Exercise prompt:
Using the data beneath, show every line that includes the word "applicable".

Given entries:
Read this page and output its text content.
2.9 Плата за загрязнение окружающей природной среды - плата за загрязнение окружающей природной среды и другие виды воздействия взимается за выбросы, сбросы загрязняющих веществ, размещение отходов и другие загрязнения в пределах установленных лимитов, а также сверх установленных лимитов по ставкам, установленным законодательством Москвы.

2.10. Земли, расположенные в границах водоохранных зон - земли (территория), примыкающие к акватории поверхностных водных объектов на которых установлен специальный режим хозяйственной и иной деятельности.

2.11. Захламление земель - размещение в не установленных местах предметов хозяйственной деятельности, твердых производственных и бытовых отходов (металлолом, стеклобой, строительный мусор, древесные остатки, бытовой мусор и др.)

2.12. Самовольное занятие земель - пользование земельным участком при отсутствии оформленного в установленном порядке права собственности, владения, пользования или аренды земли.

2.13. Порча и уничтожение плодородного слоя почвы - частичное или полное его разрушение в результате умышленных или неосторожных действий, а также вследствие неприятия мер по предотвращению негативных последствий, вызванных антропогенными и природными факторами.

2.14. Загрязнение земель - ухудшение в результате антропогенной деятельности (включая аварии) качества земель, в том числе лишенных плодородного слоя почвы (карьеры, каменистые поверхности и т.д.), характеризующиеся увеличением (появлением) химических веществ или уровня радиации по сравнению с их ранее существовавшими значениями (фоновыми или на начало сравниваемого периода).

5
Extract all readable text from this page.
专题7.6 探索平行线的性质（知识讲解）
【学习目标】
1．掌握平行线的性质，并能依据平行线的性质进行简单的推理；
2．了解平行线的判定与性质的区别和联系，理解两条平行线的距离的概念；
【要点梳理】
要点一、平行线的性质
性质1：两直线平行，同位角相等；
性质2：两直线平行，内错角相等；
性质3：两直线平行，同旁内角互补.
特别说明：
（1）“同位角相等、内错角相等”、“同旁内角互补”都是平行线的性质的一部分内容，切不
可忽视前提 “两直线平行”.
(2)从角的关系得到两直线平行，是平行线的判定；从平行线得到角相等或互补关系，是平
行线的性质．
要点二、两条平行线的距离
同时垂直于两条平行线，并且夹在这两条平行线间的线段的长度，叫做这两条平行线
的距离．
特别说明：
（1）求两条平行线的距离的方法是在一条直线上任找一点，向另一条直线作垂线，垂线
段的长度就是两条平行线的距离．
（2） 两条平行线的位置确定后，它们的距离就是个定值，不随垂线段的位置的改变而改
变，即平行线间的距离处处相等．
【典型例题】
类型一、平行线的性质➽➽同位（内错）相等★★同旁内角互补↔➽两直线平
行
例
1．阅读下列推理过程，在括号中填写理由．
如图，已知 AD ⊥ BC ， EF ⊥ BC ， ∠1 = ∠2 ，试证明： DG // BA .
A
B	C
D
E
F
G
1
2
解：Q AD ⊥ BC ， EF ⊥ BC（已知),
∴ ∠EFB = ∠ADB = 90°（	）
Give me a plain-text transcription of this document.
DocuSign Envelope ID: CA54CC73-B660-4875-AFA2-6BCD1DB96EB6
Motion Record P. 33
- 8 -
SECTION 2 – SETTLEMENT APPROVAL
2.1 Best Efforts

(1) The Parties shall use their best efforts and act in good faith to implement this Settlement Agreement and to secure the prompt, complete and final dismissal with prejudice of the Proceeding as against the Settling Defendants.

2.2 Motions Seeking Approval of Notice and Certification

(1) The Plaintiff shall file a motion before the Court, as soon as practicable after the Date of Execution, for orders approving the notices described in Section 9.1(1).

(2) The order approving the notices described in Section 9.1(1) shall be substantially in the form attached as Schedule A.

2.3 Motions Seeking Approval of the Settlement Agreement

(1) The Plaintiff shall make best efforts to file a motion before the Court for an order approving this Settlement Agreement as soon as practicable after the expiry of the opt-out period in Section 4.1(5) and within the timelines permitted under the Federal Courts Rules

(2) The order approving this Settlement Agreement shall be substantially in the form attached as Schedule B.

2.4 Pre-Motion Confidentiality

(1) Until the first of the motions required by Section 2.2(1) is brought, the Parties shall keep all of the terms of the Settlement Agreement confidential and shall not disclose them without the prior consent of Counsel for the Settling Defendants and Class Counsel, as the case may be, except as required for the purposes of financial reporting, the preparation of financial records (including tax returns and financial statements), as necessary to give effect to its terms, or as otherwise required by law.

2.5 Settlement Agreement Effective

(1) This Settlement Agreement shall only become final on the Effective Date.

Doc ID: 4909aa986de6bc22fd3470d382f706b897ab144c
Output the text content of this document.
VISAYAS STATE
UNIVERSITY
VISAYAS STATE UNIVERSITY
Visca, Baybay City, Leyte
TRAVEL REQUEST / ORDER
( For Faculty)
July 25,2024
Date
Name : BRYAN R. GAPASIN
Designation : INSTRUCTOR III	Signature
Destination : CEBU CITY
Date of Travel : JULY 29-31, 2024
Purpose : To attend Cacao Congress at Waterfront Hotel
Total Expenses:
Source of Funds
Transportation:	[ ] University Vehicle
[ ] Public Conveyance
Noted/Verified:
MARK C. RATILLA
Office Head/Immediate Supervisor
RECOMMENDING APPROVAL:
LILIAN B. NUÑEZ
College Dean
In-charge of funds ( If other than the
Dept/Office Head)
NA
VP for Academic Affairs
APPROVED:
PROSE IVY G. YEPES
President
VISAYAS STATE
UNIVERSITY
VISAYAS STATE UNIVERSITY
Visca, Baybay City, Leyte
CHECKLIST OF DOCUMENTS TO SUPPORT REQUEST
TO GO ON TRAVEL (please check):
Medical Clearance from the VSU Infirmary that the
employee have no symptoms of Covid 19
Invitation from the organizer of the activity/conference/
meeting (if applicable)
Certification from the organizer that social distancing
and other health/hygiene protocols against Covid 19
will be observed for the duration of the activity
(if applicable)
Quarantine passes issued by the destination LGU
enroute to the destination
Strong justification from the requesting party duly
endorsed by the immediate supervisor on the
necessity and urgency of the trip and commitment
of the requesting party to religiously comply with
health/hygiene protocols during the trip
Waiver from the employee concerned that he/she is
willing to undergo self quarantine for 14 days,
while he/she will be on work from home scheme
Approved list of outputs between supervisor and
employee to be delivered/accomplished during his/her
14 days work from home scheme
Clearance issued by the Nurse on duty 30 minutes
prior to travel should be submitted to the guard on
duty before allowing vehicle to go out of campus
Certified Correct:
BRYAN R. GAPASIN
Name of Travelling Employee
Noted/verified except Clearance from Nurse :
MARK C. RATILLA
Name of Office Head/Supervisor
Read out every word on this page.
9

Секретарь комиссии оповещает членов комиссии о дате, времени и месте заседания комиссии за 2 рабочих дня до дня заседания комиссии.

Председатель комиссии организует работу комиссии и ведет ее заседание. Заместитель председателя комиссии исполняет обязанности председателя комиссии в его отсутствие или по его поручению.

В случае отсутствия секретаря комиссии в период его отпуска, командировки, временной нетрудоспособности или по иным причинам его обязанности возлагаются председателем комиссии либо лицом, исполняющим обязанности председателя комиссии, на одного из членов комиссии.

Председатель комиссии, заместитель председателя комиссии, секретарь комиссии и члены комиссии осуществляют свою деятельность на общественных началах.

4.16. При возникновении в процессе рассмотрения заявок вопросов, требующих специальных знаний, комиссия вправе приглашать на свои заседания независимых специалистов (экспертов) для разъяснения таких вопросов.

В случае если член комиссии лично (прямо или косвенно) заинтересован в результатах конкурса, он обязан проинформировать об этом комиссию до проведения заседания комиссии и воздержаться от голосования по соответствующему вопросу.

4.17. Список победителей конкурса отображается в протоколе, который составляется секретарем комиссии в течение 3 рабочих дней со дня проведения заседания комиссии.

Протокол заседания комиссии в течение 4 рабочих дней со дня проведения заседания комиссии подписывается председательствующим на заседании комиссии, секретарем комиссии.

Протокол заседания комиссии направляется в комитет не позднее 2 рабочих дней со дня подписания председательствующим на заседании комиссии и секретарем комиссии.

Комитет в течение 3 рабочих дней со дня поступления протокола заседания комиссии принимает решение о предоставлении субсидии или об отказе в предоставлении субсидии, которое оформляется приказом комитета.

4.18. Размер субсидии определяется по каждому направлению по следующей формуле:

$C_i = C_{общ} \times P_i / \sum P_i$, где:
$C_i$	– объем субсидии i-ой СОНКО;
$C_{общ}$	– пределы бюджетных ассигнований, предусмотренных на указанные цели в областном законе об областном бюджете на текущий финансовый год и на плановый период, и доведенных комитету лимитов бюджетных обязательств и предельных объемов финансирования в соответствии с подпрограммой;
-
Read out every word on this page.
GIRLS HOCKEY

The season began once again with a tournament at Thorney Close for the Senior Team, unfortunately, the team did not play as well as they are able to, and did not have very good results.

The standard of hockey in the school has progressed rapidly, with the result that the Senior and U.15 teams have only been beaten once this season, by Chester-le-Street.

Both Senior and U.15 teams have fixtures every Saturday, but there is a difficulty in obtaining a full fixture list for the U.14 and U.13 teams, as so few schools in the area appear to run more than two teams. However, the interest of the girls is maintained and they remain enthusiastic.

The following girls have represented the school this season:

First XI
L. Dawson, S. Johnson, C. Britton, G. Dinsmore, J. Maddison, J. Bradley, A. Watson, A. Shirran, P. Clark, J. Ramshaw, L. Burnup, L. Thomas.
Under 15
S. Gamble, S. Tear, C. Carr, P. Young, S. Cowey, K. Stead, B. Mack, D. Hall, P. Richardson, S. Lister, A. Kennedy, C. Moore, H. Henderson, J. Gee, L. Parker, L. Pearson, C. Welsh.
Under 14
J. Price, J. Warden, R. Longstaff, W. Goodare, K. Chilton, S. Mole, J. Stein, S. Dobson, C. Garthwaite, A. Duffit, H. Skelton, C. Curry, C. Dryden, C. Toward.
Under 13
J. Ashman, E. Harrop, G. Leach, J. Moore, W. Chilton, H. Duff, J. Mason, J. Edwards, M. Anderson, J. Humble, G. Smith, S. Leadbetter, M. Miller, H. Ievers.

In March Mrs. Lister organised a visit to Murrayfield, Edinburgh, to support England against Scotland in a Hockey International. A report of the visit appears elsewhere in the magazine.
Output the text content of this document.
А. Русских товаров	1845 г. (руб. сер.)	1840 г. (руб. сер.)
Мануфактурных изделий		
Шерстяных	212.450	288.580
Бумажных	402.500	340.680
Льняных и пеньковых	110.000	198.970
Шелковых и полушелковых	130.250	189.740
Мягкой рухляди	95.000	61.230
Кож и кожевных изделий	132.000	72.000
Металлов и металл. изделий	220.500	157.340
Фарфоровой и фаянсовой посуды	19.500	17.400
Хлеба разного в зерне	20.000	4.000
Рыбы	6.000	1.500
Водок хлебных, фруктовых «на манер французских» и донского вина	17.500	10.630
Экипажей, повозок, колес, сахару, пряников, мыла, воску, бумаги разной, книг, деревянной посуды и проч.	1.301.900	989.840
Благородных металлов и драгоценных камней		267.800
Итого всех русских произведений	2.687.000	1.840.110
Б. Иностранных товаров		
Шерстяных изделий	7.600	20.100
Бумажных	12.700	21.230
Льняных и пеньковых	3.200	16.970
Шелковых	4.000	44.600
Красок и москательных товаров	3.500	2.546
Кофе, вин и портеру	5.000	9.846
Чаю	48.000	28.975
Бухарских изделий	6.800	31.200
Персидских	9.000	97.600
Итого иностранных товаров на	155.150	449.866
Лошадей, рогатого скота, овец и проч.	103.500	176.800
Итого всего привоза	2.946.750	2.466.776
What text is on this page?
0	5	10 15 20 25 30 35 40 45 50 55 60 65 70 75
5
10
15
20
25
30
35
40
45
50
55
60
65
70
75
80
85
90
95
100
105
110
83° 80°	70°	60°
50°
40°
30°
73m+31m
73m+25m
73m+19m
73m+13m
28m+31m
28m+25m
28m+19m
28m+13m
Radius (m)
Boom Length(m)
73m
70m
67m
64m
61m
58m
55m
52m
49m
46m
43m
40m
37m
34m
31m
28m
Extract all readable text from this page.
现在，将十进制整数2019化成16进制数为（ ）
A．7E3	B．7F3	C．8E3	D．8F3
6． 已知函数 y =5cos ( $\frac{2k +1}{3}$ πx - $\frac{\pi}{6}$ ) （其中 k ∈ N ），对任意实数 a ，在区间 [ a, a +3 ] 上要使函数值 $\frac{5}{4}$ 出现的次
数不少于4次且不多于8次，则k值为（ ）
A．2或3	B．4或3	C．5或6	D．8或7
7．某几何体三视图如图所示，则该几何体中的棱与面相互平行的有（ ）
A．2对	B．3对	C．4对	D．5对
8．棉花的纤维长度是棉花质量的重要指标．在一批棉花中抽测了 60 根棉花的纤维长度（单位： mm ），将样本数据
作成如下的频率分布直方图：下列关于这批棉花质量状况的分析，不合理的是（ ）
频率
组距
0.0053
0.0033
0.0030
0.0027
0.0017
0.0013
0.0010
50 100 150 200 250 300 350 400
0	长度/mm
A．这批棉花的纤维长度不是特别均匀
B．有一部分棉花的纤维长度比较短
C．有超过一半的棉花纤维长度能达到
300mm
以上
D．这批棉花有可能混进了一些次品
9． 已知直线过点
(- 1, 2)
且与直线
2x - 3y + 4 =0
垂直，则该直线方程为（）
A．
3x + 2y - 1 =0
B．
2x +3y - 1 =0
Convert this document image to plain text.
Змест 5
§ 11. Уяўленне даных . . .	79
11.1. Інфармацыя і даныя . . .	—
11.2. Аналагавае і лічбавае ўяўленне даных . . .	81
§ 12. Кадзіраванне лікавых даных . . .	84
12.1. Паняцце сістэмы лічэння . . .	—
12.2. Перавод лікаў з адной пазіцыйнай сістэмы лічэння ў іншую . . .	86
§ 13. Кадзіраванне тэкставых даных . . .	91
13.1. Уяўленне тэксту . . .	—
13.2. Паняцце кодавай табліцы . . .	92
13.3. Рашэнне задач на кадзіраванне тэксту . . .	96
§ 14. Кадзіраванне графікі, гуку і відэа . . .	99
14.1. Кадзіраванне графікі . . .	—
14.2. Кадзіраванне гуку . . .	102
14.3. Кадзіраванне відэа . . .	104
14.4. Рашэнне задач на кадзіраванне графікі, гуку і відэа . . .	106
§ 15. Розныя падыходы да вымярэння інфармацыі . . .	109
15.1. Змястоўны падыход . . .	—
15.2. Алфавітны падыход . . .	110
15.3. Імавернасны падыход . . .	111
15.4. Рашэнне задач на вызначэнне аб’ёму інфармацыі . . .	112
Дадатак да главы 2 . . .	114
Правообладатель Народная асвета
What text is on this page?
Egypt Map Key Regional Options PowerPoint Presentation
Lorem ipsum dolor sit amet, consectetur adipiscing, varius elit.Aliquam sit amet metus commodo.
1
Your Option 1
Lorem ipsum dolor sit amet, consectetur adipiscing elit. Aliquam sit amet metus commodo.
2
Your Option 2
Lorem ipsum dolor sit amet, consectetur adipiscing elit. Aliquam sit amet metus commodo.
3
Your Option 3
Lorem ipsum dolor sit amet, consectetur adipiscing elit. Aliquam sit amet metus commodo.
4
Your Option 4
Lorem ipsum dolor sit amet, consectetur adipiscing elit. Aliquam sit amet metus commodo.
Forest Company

Solved problem:
meeting (if applicable)
(if applicable)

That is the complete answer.